DATA SECTION =>
--*--

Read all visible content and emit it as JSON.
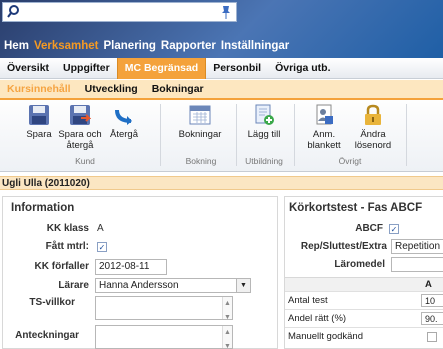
{
  "topnav": {
    "items": [
      "Hem",
      "Verksamhet",
      "Planering",
      "Rapporter",
      "Inställningar"
    ],
    "active_index": 1
  },
  "subnav": {
    "items": [
      "Översikt",
      "Uppgifter",
      "MC Begränsad",
      "Personbil",
      "Övriga utb."
    ],
    "active_index": 2
  },
  "tertnav": {
    "items": [
      "Kursinnehåll",
      "Utveckling",
      "Bokningar"
    ],
    "active_index": 0
  },
  "ribbon": {
    "buttons": {
      "spara": "Spara",
      "spara_aterga": "Spara och återgå",
      "aterga": "Återgå",
      "bokningar": "Bokningar",
      "lagg_till": "Lägg till",
      "anm_blankett": "Anm. blankett",
      "andra_losenord": "Ändra lösenord"
    },
    "groups": {
      "kund": "Kund",
      "bokning": "Bokning",
      "utbildning": "Utbildning",
      "ovrigt": "Övrigt"
    }
  },
  "user": {
    "name": "Ugli Ulla (2011020)"
  },
  "information": {
    "title": "Information",
    "kk_klass_label": "KK klass",
    "kk_klass_value": "A",
    "fatt_mtrl_label": "Fått mtrl:",
    "fatt_mtrl_checked": true,
    "kk_forfaller_label": "KK förfaller",
    "kk_forfaller_value": "2012-08-11",
    "larare_label": "Lärare",
    "larare_value": "Hanna Andersson",
    "ts_villkor_label": "TS-villkor",
    "anteckningar_label": "Anteckningar"
  },
  "korkort": {
    "title": "Körkortstest - Fas ABCF",
    "abcf_label": "ABCF",
    "abcf_checked": true,
    "rep_label": "Rep/Sluttest/Extra",
    "rep_value": "Repetition",
    "laromedel_label": "Läromedel",
    "table": {
      "col_header": "A",
      "rows": [
        {
          "label": "Antal test",
          "value": "10"
        },
        {
          "label": "Andel rätt (%)",
          "value": "90."
        },
        {
          "label": "Manuellt godkänd",
          "value": ""
        }
      ]
    }
  },
  "colors": {
    "accent": "#f4a23b",
    "nav_bg": "#2a3d6b",
    "panel_header_bg": "#fbe6c3"
  }
}
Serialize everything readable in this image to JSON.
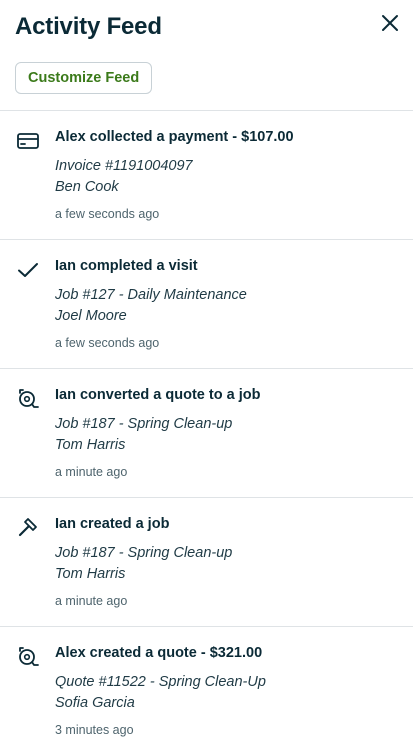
{
  "header": {
    "title": "Activity Feed",
    "close_icon": "close-icon",
    "customize_label": "Customize Feed"
  },
  "colors": {
    "text": "#0b2a36",
    "accent_green": "#3b7a1a",
    "divider": "#dfe3e6"
  },
  "feed": [
    {
      "icon": "credit-card-icon",
      "headline": "Alex collected a payment - $107.00",
      "line1": "Invoice #1191004097",
      "line2": "Ben Cook",
      "time": "a few seconds ago"
    },
    {
      "icon": "checkmark-icon",
      "headline": "Ian completed a visit",
      "line1": "Job #127 - Daily Maintenance",
      "line2": "Joel Moore",
      "time": "a few seconds ago"
    },
    {
      "icon": "quote-icon",
      "headline": "Ian converted a quote to a job",
      "line1": "Job #187 - Spring Clean-up",
      "line2": "Tom Harris",
      "time": "a minute ago"
    },
    {
      "icon": "hammer-icon",
      "headline": "Ian created a job",
      "line1": "Job #187 - Spring Clean-up",
      "line2": "Tom Harris",
      "time": "a minute ago"
    },
    {
      "icon": "quote-icon",
      "headline": "Alex created a quote - $321.00",
      "line1": "Quote #11522 - Spring Clean-Up",
      "line2": "Sofia Garcia",
      "time": "3 minutes ago"
    }
  ]
}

--*--

AIM => Go back to the records above and write them out exactly, without the pictures.

THE REPLY =>
Read all visible content and emit it as JSON.
{
  "topnav": {
    "items": [
      "Hem",
      "Verksamhet",
      "Planering",
      "Rapporter",
      "Inställningar"
    ],
    "active_index": 1
  },
  "subnav": {
    "items": [
      "Översikt",
      "Uppgifter",
      "MC Begränsad",
      "Personbil",
      "Övriga utb."
    ],
    "active_index": 2
  },
  "tertnav": {
    "items": [
      "Kursinnehåll",
      "Utveckling",
      "Bokningar"
    ],
    "active_index": 0
  },
  "ribbon": {
    "buttons": {
      "spara": "Spara",
      "spara_aterga": "Spara och återgå",
      "aterga": "Återgå",
      "bokningar": "Bokningar",
      "lagg_till": "Lägg till",
      "anm_blankett": "Anm. blankett",
      "andra_losenord": "Ändra lösenord"
    },
    "groups": {
      "kund": "Kund",
      "bokning": "Bokning",
      "utbildning": "Utbildning",
      "ovrigt": "Övrigt"
    }
  },
  "user": {
    "name": "Ugli Ulla (2011020)"
  },
  "information": {
    "title": "Information",
    "kk_klass_label": "KK klass",
    "kk_klass_value": "A",
    "fatt_mtrl_label": "Fått mtrl:",
    "fatt_mtrl_checked": true,
    "kk_forfaller_label": "KK förfaller",
    "kk_forfaller_value": "2012-08-11",
    "larare_label": "Lärare",
    "larare_value": "Hanna Andersson",
    "ts_villkor_label": "TS-villkor",
    "anteckningar_label": "Anteckningar"
  },
  "korkort": {
    "title": "Körkortstest - Fas ABCF",
    "abcf_label": "ABCF",
    "abcf_checked": true,
    "rep_label": "Rep/Sluttest/Extra",
    "rep_value": "Repetition",
    "laromedel_label": "Läromedel",
    "table": {
      "col_header": "A",
      "rows": [
        {
          "label": "Antal test",
          "value": "10"
        },
        {
          "label": "Andel rätt (%)",
          "value": "90."
        },
        {
          "label": "Manuellt godkänd",
          "value": ""
        }
      ]
    }
  },
  "colors": {
    "accent": "#f4a23b",
    "nav_bg": "#2a3d6b",
    "panel_header_bg": "#fbe6c3"
  }
}
Serialize everything readable in this image to JSON.
{
  "header": {
    "title": "Activity Feed",
    "close_icon": "close-icon",
    "customize_label": "Customize Feed"
  },
  "colors": {
    "text": "#0b2a36",
    "accent_green": "#3b7a1a",
    "divider": "#dfe3e6"
  },
  "feed": [
    {
      "icon": "credit-card-icon",
      "headline": "Alex collected a payment - $107.00",
      "line1": "Invoice #1191004097",
      "line2": "Ben Cook",
      "time": "a few seconds ago"
    },
    {
      "icon": "checkmark-icon",
      "headline": "Ian completed a visit",
      "line1": "Job #127 - Daily Maintenance",
      "line2": "Joel Moore",
      "time": "a few seconds ago"
    },
    {
      "icon": "quote-icon",
      "headline": "Ian converted a quote to a job",
      "line1": "Job #187 - Spring Clean-up",
      "line2": "Tom Harris",
      "time": "a minute ago"
    },
    {
      "icon": "hammer-icon",
      "headline": "Ian created a job",
      "line1": "Job #187 - Spring Clean-up",
      "line2": "Tom Harris",
      "time": "a minute ago"
    },
    {
      "icon": "quote-icon",
      "headline": "Alex created a quote - $321.00",
      "line1": "Quote #11522 - Spring Clean-Up",
      "line2": "Sofia Garcia",
      "time": "3 minutes ago"
    }
  ]
}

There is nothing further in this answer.